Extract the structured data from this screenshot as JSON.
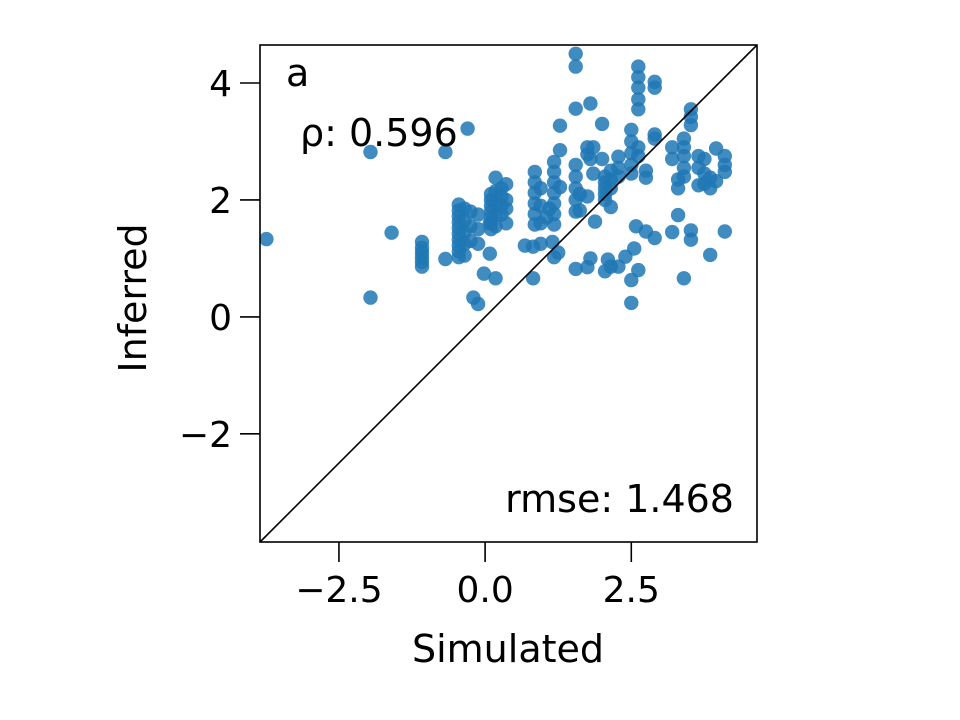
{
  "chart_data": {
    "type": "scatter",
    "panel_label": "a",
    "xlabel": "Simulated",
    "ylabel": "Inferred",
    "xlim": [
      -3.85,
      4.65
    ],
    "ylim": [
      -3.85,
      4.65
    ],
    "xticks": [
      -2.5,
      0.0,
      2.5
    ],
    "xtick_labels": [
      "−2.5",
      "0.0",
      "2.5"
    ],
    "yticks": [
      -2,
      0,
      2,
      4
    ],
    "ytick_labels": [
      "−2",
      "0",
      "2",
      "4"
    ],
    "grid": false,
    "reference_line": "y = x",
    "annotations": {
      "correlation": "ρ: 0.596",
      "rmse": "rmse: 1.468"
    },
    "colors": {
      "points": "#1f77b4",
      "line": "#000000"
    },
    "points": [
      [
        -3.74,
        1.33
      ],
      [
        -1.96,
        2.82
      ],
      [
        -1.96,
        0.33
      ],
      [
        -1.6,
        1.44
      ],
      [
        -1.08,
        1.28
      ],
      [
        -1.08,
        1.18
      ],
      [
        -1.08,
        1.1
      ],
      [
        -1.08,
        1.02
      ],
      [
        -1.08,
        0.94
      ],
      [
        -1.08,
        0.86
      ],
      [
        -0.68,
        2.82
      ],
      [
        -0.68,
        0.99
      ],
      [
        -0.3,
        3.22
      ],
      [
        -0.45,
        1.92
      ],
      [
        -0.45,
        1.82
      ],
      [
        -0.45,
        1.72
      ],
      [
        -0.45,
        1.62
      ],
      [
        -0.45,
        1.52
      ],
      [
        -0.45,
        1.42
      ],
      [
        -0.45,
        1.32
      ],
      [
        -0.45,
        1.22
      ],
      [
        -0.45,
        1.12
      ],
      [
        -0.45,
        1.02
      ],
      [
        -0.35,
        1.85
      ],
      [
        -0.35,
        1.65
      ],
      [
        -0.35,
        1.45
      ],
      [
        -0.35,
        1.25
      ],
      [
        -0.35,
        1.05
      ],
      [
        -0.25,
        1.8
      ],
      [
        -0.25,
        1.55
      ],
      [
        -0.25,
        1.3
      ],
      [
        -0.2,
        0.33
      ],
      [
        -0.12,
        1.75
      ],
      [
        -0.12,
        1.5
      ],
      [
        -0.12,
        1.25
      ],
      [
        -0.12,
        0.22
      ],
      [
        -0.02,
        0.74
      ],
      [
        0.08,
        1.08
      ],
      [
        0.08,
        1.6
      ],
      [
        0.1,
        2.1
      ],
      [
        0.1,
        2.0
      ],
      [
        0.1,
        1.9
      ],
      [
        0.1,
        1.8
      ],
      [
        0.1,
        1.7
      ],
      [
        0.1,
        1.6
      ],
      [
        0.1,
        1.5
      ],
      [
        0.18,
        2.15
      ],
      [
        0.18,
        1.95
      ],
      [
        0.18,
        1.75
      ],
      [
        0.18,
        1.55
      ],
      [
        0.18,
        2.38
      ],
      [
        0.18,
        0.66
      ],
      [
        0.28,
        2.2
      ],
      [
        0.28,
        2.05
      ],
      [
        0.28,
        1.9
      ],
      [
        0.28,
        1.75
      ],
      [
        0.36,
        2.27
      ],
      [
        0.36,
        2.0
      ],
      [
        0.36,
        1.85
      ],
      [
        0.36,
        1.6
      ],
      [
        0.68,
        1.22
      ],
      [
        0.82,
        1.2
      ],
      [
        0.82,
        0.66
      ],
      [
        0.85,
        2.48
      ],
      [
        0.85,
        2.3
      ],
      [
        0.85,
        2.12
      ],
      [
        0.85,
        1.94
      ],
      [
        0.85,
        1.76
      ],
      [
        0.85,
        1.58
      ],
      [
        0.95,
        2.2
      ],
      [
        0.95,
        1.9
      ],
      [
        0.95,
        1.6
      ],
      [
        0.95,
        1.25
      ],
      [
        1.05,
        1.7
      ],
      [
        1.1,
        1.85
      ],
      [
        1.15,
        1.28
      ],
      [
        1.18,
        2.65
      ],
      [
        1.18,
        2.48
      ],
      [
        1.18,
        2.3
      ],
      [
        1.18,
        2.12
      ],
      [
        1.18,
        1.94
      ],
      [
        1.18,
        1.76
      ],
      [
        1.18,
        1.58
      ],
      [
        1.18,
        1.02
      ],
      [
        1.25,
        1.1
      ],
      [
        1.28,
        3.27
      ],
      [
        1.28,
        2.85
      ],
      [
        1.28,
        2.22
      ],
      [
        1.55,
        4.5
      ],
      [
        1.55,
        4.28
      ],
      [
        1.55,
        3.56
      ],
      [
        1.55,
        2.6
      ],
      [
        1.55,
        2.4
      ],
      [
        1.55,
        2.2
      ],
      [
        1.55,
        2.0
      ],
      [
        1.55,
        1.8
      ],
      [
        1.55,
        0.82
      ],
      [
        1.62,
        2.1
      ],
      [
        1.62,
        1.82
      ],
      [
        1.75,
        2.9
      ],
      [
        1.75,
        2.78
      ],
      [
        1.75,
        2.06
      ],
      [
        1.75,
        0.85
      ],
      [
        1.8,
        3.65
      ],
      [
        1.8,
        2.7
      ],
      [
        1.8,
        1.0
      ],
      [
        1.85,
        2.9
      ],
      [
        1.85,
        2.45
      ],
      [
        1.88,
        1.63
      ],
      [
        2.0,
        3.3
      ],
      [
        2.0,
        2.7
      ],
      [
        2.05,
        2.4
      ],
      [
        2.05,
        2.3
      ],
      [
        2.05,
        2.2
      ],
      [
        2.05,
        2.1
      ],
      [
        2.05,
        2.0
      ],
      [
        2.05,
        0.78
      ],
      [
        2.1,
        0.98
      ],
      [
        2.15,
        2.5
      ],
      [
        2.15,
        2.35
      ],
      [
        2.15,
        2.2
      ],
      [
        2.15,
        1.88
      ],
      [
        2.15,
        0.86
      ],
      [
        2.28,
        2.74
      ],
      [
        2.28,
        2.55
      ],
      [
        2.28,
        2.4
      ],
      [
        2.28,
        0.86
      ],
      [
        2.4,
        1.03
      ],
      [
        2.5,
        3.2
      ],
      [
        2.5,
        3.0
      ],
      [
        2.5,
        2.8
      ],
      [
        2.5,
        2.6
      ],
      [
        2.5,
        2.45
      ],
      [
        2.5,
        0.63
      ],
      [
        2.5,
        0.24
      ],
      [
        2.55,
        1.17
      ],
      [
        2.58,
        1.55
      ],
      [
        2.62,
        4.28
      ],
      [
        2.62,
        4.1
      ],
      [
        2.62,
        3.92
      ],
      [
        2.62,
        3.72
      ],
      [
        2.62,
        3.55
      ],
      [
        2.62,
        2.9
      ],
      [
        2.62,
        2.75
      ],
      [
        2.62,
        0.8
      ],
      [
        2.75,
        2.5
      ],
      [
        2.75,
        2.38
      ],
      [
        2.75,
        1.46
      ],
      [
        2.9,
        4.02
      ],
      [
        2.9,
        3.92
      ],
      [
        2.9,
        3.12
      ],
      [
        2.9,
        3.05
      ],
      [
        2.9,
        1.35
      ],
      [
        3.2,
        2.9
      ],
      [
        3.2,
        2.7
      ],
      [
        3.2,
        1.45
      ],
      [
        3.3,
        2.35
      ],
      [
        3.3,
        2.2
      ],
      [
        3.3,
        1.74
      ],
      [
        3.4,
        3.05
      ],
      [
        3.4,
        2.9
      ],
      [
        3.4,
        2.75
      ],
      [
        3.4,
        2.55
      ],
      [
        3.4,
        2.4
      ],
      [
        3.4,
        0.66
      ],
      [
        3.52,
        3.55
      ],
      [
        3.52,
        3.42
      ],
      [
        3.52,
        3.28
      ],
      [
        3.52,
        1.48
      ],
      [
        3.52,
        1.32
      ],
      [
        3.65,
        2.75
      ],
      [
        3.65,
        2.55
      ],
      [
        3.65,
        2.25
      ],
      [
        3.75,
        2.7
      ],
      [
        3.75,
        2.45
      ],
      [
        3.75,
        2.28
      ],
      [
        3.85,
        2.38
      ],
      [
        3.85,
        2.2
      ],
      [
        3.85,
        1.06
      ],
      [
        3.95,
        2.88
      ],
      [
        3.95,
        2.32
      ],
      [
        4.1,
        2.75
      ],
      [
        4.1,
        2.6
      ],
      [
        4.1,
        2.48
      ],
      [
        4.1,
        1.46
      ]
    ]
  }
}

###

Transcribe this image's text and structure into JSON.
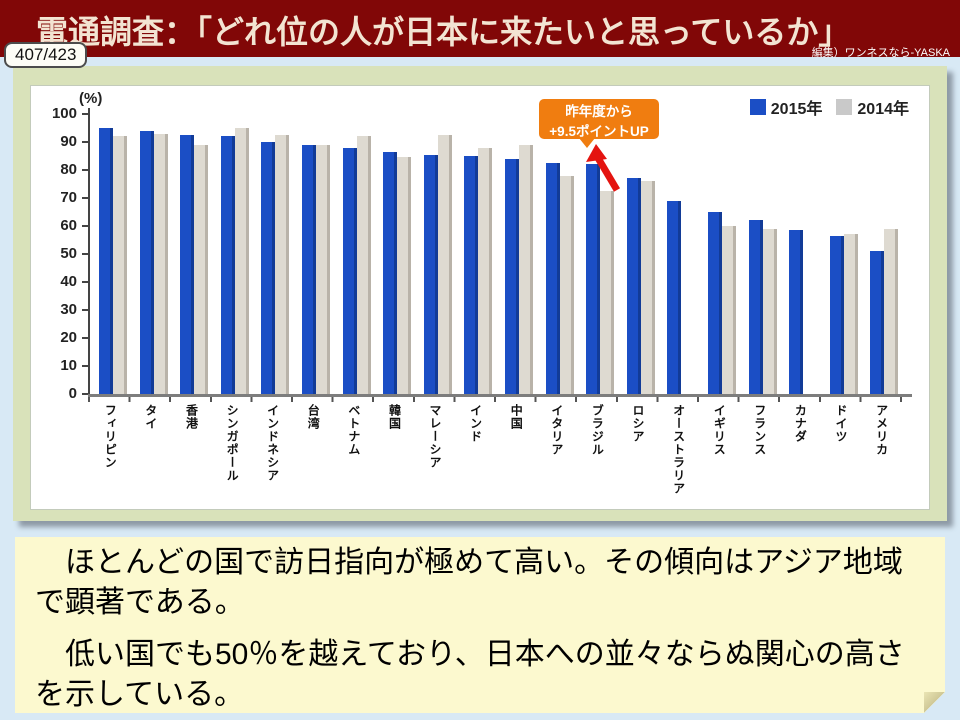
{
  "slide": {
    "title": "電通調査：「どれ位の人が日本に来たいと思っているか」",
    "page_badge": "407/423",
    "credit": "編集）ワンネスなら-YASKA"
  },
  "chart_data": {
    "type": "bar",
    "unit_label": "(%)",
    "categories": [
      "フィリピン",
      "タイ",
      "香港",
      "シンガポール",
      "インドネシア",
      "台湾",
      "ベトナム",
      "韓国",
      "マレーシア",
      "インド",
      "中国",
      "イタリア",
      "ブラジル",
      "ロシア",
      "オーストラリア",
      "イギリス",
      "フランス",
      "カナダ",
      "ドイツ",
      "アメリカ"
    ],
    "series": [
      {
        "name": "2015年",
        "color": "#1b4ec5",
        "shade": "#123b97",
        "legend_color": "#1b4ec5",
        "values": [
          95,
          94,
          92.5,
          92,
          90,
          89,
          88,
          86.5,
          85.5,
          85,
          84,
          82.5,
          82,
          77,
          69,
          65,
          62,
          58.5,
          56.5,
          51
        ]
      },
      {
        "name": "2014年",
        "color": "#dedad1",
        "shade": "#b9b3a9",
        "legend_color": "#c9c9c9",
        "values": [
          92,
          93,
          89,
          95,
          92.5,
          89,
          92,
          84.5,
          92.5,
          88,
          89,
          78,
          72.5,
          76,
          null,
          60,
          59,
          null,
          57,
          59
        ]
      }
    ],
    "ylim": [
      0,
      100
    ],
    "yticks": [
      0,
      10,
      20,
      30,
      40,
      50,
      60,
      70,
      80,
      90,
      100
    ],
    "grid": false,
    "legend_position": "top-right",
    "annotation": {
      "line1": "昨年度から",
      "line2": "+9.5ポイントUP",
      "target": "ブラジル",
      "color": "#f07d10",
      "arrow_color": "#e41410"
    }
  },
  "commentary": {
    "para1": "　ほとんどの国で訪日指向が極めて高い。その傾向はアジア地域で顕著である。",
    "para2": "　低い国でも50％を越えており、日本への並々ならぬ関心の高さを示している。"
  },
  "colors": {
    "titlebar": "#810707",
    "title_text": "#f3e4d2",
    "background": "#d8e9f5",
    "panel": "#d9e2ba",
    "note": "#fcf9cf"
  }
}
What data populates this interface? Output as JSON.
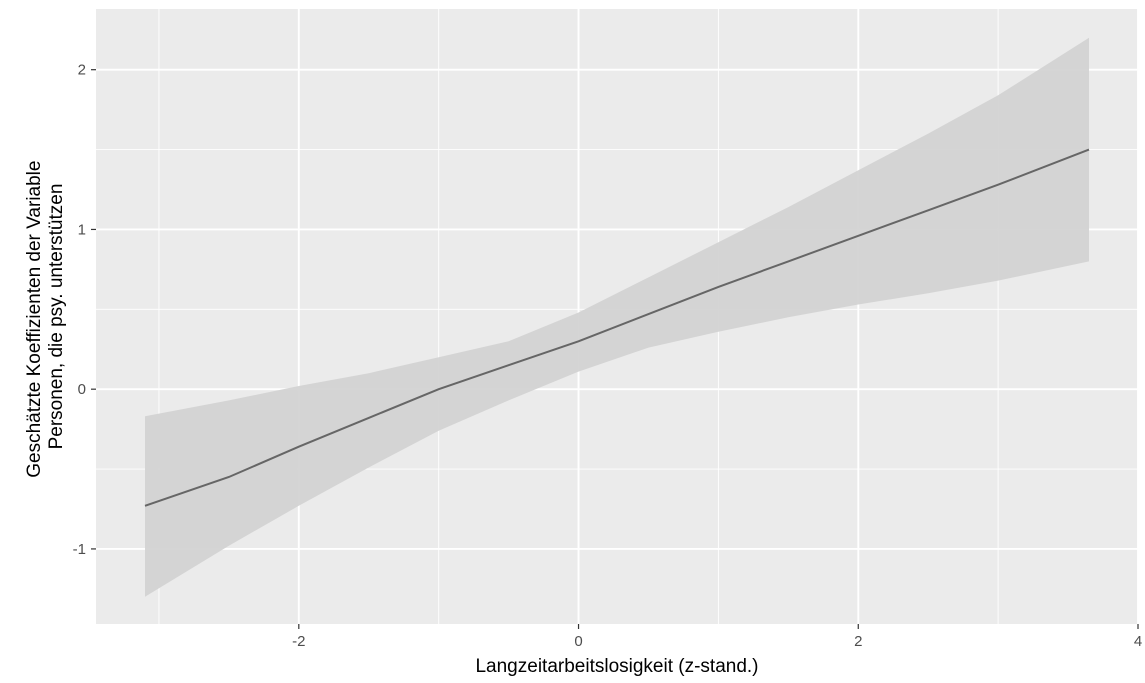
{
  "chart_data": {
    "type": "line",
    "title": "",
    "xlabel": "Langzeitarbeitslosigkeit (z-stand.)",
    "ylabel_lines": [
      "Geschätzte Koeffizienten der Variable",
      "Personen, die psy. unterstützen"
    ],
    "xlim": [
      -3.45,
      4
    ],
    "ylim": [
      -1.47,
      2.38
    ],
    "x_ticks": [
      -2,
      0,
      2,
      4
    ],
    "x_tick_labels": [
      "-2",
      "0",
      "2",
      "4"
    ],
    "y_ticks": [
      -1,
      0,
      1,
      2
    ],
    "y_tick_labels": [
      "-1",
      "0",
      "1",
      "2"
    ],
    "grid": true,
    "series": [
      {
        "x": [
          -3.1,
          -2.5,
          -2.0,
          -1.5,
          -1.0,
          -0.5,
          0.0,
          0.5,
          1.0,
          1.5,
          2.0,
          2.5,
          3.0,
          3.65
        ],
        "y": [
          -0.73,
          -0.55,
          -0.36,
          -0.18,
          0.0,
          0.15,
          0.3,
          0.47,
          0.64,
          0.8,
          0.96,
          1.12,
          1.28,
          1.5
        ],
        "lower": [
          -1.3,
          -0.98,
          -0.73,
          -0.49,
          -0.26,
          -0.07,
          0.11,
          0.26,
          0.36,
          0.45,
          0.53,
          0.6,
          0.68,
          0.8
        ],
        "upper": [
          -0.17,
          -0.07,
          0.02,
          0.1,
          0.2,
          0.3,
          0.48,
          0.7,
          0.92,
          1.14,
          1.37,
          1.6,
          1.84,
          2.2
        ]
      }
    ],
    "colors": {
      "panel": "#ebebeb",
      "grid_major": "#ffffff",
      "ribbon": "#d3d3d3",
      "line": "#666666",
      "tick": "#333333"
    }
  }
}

###

**WHAT IS EXPECTED:**
Copy out each line of the records where the string "this" appears.

**EXERCISE OUTPUT:**
Extract the structured data from this screenshot as JSON.
Transcribe this image's text and structure into JSON.
What data populates this interface? Output as JSON.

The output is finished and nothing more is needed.